──────── TRECHO FORNECIDO ────────
Coluna Caio Gottlieb: CHUMBO TROCADO NÃO DÓI

Raras vezes na história alguém cometeu tamanho despautério e desagradou tanta gente ao mesmo tempo com tão poucas palavras como fez nesta semana o presidente argentino Alberto Fernández.

Durante a recepção que ofereceu na Casa Rosada ao primeiro-ministro espanhol Pedro Sánchez, ele acabou expondo o secular complexo de superioridade que viceja em seu país e escancarando sua própria visão racista da colonização do continente ao dizer que “os mexicanos vieram dos índios, os brasileiros saíram da selva, mas nós, os argentinos, chegamos de barco. Eram barcos que vinham da Europa”.

O estrago foi descomunal e espalhou cacos por todos os lados: o peronista, que é muy amigo de Lula, conseguiu obscurecer a ilustre visita (a primeira de um líder europeu desde o início da pandemia), provocar a justificada ira dos brasileiros, irritar toda a América Latina e ainda errar grosseiramente ao atribuir a autoria da frase ao escritor mexicano Otavio Paz.

Na verdade, a citação insultuosa que Fernández usou em seu discurso foi tirada de uma canção do músico argentino Litto Nebbia.

Já a frase original de Paz tinha um contexto bem mais irônico: “Os mexicanos descendem dos astecas; os peruanos, dos incas; e os argentinos, dos barcos”.
──────── LINHAS EXTRAÍDAS ────────
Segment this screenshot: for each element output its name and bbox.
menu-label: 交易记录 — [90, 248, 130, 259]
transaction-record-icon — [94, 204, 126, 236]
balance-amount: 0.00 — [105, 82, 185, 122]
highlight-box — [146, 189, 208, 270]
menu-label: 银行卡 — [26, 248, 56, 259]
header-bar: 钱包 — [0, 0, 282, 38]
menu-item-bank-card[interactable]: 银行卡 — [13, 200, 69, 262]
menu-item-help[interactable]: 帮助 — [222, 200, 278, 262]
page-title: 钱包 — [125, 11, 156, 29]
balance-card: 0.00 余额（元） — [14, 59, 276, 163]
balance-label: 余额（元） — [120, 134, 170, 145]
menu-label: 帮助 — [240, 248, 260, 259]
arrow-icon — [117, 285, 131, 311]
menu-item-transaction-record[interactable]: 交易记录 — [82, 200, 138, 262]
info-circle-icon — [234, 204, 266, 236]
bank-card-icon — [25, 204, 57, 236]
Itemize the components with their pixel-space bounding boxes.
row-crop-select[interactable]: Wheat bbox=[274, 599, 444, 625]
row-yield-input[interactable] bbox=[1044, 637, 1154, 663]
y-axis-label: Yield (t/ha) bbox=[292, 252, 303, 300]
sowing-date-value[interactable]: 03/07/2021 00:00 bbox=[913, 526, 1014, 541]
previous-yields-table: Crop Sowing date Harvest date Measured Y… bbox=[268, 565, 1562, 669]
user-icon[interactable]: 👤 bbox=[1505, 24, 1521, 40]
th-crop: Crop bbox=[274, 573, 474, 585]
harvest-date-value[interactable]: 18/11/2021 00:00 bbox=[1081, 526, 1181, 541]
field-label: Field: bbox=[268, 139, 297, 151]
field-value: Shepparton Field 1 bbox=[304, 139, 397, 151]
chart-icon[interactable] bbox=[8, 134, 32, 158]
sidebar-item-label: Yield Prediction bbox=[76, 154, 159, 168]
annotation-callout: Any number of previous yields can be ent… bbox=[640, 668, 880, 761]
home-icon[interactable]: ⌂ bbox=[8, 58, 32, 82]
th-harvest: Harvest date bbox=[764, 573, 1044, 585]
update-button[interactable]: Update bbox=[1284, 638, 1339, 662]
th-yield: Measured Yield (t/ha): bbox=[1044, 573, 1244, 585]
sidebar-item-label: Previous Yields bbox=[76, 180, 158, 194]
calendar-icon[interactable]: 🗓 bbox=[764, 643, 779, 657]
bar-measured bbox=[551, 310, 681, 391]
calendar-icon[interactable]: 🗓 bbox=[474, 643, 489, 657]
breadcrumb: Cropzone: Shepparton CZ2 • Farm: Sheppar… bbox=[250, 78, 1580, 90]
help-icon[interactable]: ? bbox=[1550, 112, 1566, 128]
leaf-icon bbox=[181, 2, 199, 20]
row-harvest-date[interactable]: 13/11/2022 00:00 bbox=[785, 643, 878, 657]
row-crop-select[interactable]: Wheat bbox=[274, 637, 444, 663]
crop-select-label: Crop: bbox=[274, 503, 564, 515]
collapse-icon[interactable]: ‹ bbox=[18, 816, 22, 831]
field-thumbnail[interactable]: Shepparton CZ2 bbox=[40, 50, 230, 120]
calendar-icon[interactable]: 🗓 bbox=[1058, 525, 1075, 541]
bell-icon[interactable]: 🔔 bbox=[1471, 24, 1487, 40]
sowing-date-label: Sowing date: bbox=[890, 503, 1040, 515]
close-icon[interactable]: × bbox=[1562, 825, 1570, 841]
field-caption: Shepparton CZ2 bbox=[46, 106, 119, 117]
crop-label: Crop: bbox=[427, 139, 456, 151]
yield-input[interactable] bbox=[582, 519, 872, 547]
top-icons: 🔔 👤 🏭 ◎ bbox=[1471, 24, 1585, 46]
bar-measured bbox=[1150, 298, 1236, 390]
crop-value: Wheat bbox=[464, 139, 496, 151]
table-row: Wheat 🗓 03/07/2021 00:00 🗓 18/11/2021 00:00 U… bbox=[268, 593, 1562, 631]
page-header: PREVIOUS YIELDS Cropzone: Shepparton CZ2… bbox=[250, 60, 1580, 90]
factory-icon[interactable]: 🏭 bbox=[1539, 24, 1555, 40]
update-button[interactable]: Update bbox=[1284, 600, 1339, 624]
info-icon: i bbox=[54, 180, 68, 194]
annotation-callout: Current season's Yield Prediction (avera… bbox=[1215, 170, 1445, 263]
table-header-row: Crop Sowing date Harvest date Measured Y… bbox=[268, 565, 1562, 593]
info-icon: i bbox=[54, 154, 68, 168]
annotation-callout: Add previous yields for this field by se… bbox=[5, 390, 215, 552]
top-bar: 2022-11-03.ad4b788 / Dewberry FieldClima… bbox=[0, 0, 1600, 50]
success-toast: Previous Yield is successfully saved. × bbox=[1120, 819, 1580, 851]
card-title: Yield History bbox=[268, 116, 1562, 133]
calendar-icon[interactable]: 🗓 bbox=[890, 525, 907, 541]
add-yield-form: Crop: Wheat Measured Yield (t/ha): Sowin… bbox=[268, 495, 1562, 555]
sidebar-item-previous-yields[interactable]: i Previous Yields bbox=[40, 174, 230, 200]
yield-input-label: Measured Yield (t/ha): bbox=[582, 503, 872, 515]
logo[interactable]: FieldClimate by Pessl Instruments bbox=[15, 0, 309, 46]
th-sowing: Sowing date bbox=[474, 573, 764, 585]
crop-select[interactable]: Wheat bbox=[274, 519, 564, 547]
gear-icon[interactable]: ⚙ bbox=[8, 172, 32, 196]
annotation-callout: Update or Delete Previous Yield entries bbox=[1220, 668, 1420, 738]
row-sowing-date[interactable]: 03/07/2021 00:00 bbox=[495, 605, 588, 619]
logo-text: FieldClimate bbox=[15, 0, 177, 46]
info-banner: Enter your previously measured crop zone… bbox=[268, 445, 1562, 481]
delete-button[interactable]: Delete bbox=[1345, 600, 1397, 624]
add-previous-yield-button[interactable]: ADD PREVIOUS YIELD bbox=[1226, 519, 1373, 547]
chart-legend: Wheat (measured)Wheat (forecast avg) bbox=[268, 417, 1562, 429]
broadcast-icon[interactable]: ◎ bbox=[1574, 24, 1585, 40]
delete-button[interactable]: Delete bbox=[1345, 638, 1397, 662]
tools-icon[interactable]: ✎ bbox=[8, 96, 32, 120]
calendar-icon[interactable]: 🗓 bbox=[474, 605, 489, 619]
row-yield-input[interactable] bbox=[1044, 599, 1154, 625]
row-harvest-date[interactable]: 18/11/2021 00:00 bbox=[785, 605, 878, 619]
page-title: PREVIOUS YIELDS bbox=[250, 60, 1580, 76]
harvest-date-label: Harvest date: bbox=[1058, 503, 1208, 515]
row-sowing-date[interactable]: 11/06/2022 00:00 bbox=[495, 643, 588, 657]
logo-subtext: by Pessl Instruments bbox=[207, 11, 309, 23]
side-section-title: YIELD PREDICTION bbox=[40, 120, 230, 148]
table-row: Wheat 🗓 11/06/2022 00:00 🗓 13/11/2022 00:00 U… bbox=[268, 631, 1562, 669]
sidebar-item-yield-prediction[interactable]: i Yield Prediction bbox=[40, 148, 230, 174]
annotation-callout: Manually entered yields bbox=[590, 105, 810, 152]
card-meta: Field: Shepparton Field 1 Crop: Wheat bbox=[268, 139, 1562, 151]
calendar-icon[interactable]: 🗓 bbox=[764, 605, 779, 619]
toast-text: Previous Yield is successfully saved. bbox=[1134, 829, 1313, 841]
────────
### TAREFAS A REALIZAR
1) Responda às perguntas abaixo com base na coluna sobre a frase de Alberto Fernández, uma resposta por linha e com a mesma marcação.
(a) Quem Fernández recebeu na Casa Rosada?
(b) De qual músico é a canção de onde saiu a citação usada no discurso?
(c) Na frase original de Otavio Paz, de quem descendem os peruanos?
2) Continue a coluna sobre a frase de Alberto Fernández a partir do ponto em que o trecho termina.

### RESPOSTAS
1)
(a) O primeiro-ministro espanhol Pedro Sánchez.
(b) Do músico argentino Litto Nebbia.
(c) Dos incas.

2)
O pior de tudo é que o episódio, deplorável em qualquer época e circunstância, ocorre em um momento especialmente trágico para a Argentina, que foi no início no século 20 um dos quatro países mais ricos do mundo e hoje afunda em uma interminável crise econômica que se arrasta há décadas, desde os desastrados governos de Perón, jogando na miséria metade de sua população e abalando os alicerces da soberba nacional cultivada com o mesmo fervor devotado aos tangos de Gardel.

Como era de se esperar, a redes sociais no Brasil ficaram repletas de revides furiosos ao infeliz comentário do presidente.

Um deles, aludindo de forma sarcástica à ruína financeira dos vizinhos, anunciava o melhor negócio do mês: comprar o Alberto Fernández pelo preço que ele vale e revender pelo preço que ele pensa que vale.

Mas as melhores piadas sobre a fama dos argentinos de serem presunçosos são contadas por eles próprios.

Portenho da gema, o papa Francisco disse a um grupo de visitantes no Vaticano que seus compatriotas ficaram surpresos por ele não ter escolhido “Jesus II” como seu nome pontifício.

E a um jornalista mexicano ele revelou a forma de suicídio preferida pelos argentinos: “Sobem ao topo de seu ego e se lançam dali”.